--- SUPPLIED PASSAGE ---
────────

Enable the new nginx configuration file we created at /etc/nginx/sites-available/yourwebsite.com.conf by creating a new symbolic link to it in the /etc/nginx/sites-enabled directory.

sudo ln -s /etc/nginx/sites-available/yourwebsite.com.conf /etc/nginx/sites-enabled/
ls -l /etc/nginx/sites-enabled/

We also need to remove the default Nginx site enabled, so it does not interfere with our new site:

sudo rm /etc/nginx/sites-enabled/default

Test the nginx configuration to make sure there are no syntax errors:

sudo nginx -t

nginx: the configuration file /etc/nginx/nginx.conf syntax is ok
nginx: configuration file /etc/nginx/nginx.conf test is successful

Restart nginx to apply all the changes we made:

sudo systemctl restart nginx

Test the nginx web server is running:

curl -i http://127.0.0.1

You should see 200 status code and the content of the HTML page.

In this setup, Nginx, acts as the reverse proxy server, accepts incoming client requests and forwards them to Gunicorn, the application server. Gunicorn handles these requests by running the Python web application and returning the response to Nginx, which then sends the response back to the client (curl).

Exit from web-server-vm-3 back to load-balancer-vm-1

exit

Next, carry out the same actions you performed in step 3 for web-server-vm-3.

Step 4: Set up the load balancer server VM: DNS, Certbot, and HAProxy

SSH into the load balancer VM, load-balancer-vm-1 and update and upgrade all system packages to ensure we have the latest software packages and any security fixes are applied.

sudo apt update
sudo apt upgrade -y

1. Add DNS records

Go to the domain name registrar (for example, Namechaeap), and add two DNS records of type A to the hosts @ and www that point to the public IP address of the load-balancer-vm-1. If you’re not sure how to do this, please refer to the lecture note on linking a domain to an instance.

2. Install and configure Certbot to obtain a TLS certificate

We will use Certbot to obtain a TLS certificate for our domain. certbot will be installed using snap. This is perhaps the first time that we install a software package using snap as we often install packages using the apt package manager. While certbot may be installed using apt, it’s not recommended to install critical software that requires instant automatic updates to be applied promptly using apt. Snaps are a modern type of packages for Linux distributions. They are self-contained, meaning they include all dependencies that the application needs to run and are sandboxed from the rest of the system. This minimizes security risks and provides robustness and reliability since all software updates are automatic and over-the-air (OTA).

We will install certbot as per the official instructions.

First, make sure that the snap daemon (snapd) is already installed. snapd is the background service that manages and maintains installed snaps. snapd should be preinstalled on modern linux distributions but if it’s not installed on your system, then follow the official instructions on snapcraft’s site on how to install snapd.

────────

--- SUPPLIED DATA ---
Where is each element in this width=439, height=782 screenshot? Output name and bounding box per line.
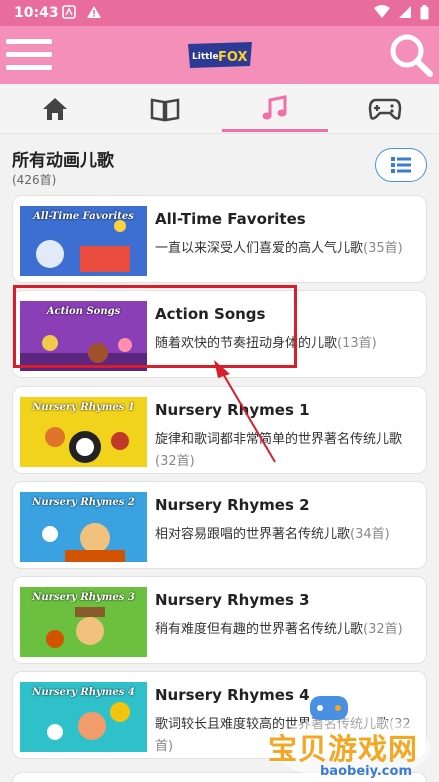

────────

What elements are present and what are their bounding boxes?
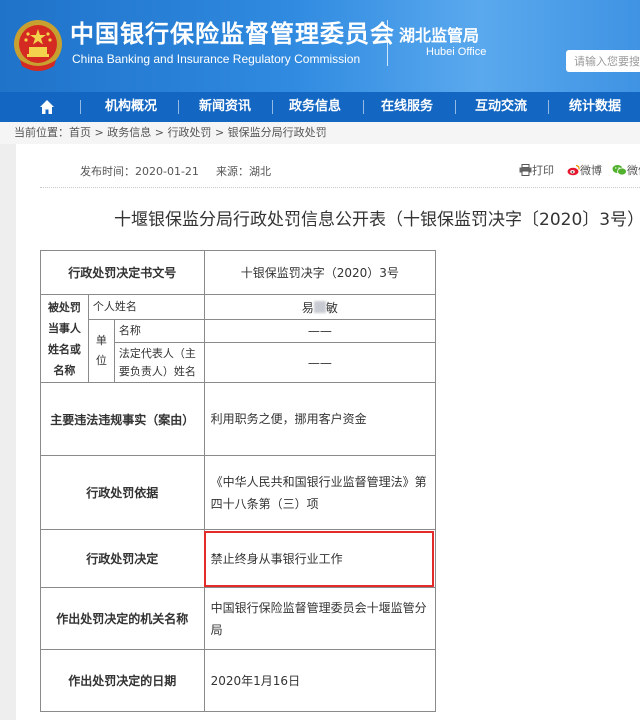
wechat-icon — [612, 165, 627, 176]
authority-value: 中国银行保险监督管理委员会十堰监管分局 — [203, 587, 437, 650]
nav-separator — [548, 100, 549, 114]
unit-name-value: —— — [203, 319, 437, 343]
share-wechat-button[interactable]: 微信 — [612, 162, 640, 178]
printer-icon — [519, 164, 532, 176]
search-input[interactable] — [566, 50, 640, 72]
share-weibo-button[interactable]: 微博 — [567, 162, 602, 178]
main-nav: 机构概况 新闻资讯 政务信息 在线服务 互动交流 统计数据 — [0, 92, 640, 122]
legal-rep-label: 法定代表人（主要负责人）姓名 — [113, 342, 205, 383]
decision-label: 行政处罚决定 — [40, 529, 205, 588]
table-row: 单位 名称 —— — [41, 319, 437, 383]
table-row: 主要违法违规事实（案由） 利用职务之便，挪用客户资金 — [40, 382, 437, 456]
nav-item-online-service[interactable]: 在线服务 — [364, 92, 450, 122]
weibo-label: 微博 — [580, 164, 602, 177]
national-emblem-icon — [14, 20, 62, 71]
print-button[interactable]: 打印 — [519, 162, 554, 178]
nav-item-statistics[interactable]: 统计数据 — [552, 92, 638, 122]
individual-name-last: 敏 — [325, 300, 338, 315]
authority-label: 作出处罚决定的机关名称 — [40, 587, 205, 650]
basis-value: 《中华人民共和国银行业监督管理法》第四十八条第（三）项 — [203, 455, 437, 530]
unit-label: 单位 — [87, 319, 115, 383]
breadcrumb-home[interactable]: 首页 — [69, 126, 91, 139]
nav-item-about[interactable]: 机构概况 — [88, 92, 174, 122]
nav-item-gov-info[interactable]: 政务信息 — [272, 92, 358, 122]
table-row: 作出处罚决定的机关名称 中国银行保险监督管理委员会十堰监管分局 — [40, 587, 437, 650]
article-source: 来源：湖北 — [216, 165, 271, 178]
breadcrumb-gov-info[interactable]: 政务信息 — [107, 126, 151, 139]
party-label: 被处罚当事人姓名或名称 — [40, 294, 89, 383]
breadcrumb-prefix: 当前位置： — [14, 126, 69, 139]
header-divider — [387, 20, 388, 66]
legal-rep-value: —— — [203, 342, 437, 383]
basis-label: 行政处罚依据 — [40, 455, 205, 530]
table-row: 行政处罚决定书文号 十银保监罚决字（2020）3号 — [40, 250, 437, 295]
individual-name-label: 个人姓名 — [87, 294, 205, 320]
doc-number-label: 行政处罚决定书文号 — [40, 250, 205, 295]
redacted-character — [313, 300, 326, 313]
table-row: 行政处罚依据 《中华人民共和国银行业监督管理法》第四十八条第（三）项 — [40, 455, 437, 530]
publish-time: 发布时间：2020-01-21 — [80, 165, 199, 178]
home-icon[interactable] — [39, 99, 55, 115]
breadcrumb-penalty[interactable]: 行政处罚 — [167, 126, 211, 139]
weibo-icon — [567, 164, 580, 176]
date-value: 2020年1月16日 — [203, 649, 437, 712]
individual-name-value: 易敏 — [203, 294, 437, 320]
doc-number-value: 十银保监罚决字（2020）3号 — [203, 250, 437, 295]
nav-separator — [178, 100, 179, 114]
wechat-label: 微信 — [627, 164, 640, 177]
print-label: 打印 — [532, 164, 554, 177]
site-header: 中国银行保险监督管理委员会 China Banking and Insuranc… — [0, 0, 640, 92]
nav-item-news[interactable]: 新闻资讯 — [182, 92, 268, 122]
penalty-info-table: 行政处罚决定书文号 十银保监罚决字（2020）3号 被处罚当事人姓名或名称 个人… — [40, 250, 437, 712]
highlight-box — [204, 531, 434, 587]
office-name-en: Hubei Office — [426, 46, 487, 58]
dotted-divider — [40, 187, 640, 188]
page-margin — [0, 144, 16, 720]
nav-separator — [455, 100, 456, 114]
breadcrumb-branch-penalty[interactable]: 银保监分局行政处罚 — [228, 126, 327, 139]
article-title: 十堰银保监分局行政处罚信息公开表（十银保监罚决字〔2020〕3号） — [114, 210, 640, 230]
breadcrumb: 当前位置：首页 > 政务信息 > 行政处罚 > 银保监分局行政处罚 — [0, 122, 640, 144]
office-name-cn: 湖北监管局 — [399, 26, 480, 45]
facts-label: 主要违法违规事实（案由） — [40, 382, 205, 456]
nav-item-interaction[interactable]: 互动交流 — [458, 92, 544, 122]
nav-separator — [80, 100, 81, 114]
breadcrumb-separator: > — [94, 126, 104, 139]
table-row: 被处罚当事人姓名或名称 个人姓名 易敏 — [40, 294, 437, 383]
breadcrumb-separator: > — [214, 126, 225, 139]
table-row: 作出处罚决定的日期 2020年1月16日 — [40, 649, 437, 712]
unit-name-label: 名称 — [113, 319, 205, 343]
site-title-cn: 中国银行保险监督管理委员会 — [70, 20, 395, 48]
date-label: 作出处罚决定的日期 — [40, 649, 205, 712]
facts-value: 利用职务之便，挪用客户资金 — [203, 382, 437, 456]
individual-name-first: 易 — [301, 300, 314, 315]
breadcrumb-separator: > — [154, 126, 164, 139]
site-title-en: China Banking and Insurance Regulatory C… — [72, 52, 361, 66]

────────

--- EXERCISE ---
Copy the Nginx setup passage again, beginning at the words "nginx: the configuration" and stopping after "the client (curl).", with "uWSGI" swapped in for every "Gunicorn".

--- FINISHED TASK ---
nginx: the configuration file /etc/nginx/nginx.conf syntax is ok
nginx: configuration file /etc/nginx/nginx.conf test is successful

Restart nginx to apply all the changes we made:

sudo systemctl restart nginx

Test the nginx web server is running:

curl -i http://127.0.0.1

You should see 200 status code and the content of the HTML page.

In this setup, Nginx, acts as the reverse proxy server, accepts incoming client requests and forwards them to uWSGI, the application server. uWSGI handles these requests by running the Python web application and returning the response to Nginx, which then sends the response back to the client (curl).